● Stated task 1
Format the portion of the entries that opens at their first line and closes with the line containing "note-item: Mass Market" as a Markdown table with the columns Row and Line. Number each row and leave out blank lines.
● Stated task 2
Resume the remarks on activism and the Zimmerman trial, picking up right after their final sentence.

● Selected text
Some say that now that the trial of Zimmerman has started we should wait and see what happens...

An activist don’t move like that, OK? An activist gonna get busy, that’s all there is to it. If you don’t stand up, if you see something you don’t like, then you gonna stand up for it, that’s what an activist do.... That’s what we do, if you’re a real activist. That means you’re activated for justice. That means you’re activated to fight.

What about those who say wait and see...

That’s because they’re in denial about this racist criminal justice system.

Speak to them.

What I would say is wake up! That’s all I can say. At this point, what I would say is wake up. There’s too much history. Wake the hell up.... Either you want something to change or you want it to stay the same. That’s the time we’re in. There’s no middle right now. Either you’re with it or you’re not. So there’s a time for everything. There’s a time to lay back and do nothing. There’s a time to do something. There’s no middle ground no more. We’re out of that time. We really are. But we don’t see. But we will feel the effects of not doing nothing. We are feeling the effects of not doing nothing. So all I can say is wake the hell up. Everything is out there, it’s on the news, you see it every day, you see it in your community, it’s in your family, you live it. OK? Because it’s there. But people choose not to deal with things. And if you want to live a surface thing and not deal with reality, then you’re going to get the consequences of not dealing with reality. And reality will slap you in the face, OK?

● Task material
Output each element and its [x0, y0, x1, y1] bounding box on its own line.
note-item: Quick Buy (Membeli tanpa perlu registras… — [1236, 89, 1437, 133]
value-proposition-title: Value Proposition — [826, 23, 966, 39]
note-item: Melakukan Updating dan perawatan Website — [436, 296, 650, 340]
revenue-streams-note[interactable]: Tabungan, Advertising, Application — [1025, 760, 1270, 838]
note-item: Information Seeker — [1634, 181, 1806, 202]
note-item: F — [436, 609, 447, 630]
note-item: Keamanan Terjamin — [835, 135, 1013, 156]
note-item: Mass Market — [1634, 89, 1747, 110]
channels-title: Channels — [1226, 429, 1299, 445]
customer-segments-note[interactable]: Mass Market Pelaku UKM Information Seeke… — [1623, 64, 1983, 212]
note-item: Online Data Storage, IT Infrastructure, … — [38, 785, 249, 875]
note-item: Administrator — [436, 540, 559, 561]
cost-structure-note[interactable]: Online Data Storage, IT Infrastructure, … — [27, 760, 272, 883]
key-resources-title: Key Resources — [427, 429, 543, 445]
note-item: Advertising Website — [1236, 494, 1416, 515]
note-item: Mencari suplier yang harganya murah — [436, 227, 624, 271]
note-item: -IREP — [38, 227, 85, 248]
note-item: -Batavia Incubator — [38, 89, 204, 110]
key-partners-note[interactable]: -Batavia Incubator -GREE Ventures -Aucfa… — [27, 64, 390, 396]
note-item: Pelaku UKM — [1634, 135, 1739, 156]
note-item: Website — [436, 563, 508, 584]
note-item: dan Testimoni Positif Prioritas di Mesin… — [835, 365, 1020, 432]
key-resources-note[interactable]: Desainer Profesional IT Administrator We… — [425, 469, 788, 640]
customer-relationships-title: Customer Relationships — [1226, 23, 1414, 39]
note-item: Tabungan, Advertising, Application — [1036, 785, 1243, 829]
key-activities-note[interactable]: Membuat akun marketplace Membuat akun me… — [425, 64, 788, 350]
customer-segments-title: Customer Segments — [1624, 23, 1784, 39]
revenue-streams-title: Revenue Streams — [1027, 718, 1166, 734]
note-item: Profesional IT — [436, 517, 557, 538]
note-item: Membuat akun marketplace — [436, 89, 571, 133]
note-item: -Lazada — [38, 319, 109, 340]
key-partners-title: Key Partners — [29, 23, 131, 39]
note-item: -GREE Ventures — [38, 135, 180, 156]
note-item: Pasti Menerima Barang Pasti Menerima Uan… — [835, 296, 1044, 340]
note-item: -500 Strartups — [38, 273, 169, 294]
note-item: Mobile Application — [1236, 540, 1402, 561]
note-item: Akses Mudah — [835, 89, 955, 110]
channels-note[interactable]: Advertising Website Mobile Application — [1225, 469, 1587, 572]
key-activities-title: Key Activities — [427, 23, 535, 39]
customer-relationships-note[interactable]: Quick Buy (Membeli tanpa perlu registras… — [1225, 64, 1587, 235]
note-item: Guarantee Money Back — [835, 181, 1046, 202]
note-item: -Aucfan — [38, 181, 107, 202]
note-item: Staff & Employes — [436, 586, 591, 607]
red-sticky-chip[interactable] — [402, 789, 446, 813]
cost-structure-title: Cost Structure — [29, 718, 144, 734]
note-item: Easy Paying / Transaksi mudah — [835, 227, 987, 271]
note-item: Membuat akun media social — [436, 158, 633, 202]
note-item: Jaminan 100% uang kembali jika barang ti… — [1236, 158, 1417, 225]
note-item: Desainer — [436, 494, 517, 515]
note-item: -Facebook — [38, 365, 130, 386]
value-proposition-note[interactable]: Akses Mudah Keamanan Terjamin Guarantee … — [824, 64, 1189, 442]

● Output 1
| Row | Line |
|---|---|
| 1 | Output each element and its [x0, y0, x1, y1] bounding box on its own line. |
| 2 | note-item: Quick Buy (Membeli tanpa perlu registras… — [1236, 89, 1437, 133] |
| 3 | value-proposition-title: Value Proposition — [826, 23, 966, 39] |
| 4 | note-item: Melakukan Updating dan perawatan Website — [436, 296, 650, 340] |
| 5 | revenue-streams-note[interactable]: Tabungan, Advertising, Application — [1025, 760, 1270, 838] |
| 6 | note-item: Information Seeker — [1634, 181, 1806, 202] |
| 7 | note-item: F — [436, 609, 447, 630] |
| 8 | note-item: Keamanan Terjamin — [835, 135, 1013, 156] |
| 9 | note-item: Mass Market — [1634, 89, 1747, 110] |

● Output 2
“We Don’t Feel Safe”

Young Black woman in her early twenties living in West Palm Beach, leaving the courthouse after paying a ticket inside.

My son is eight. He wears hoodies. Would you have shot my son if you had seen him walking from the store? ... If he's not found guilty [Zimmerman] with the evidence they have presented already... we're already in a messed-up time... it's gonna be worse, worse. It's gonna cause a whole other BOOM! ... As a family we don't feel safe living here at this time because we don't even feel like Zimmerman's going to be found guilty of this murder.

Sanford, if it's not drugs, they don't care ... that's point blank. It took them [the cops] almost 30 minutes to get out there to the scene where he [Trayvon] was shot at. There was another Black guy over there shot and killed ... two months and they closed his case ... they don't care who did it. Just another nigger dead. There's another killing every two weeks.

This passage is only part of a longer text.